> _What is needed_:
Copy out each line below exactly as it appears.

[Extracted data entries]
>>>>
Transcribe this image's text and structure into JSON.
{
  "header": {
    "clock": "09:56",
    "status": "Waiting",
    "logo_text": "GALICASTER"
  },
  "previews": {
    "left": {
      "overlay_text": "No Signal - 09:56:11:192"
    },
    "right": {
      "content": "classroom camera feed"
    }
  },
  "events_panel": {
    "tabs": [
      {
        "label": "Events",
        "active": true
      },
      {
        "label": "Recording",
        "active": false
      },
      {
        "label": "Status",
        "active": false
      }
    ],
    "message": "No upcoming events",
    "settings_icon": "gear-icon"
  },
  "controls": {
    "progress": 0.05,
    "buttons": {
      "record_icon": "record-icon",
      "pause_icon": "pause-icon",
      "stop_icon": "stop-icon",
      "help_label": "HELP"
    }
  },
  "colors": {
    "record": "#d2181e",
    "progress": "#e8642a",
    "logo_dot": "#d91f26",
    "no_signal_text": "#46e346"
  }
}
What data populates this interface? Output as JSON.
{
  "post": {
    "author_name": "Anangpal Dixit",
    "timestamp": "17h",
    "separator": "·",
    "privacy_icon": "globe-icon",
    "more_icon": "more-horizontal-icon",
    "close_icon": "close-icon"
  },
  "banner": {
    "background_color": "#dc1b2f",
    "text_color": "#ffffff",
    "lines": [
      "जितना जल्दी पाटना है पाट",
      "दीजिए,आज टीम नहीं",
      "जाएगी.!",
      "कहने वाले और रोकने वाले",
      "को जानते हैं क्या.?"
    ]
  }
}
<<<<
> _Exercise response_:
Transcribe this image's text and structure into JSON.
{
  "header": {
    "clock": "09:56",
    "status": "Waiting",
    "logo_text": "GALICASTER"
  },
  "previews": {
    "left": {
      "overlay_text": "No Signal - 09:56:11:192"
    },
    "right": {
      "content": "classroom camera feed"
    }
  },
  "events_panel": {
    "tabs": [
      {
        "label": "Events",
        "active": true
      },
      {
        "label": "Recording",
        "active": false
      },
      {
        "label": "Status",
        "active": false
      }
    ],
    "message": "No upcoming events",
    "settings_icon": "gear-icon"
  },
  "controls": {
    "progress": 0.05,
    "buttons": {
      "record_icon": "record-icon",
      "pause_icon": "pause-icon",
      "stop_icon": "stop-icon",
      "help_label": "HELP"
    }
  },
  "colors": {
    "record": "#d2181e",
    "progress": "#e8642a",
    "logo_dot": "#d91f26",
    "no_signal_text": "#46e346"
  }
}
What data populates this interface? Output as JSON.
{
  "post": {
    "author_name": "Anangpal Dixit",
    "timestamp": "17h",
    "separator": "·",
    "privacy_icon": "globe-icon",
    "more_icon": "more-horizontal-icon",
    "close_icon": "close-icon"
  },
  "banner": {
    "background_color": "#dc1b2f",
    "text_color": "#ffffff",
    "lines": [
      "जितना जल्दी पाटना है पाट",
      "दीजिए,आज टीम नहीं",
      "जाएगी.!",
      "कहने वाले और रोकने वाले",
      "को जानते हैं क्या.?"
    ]
  }
}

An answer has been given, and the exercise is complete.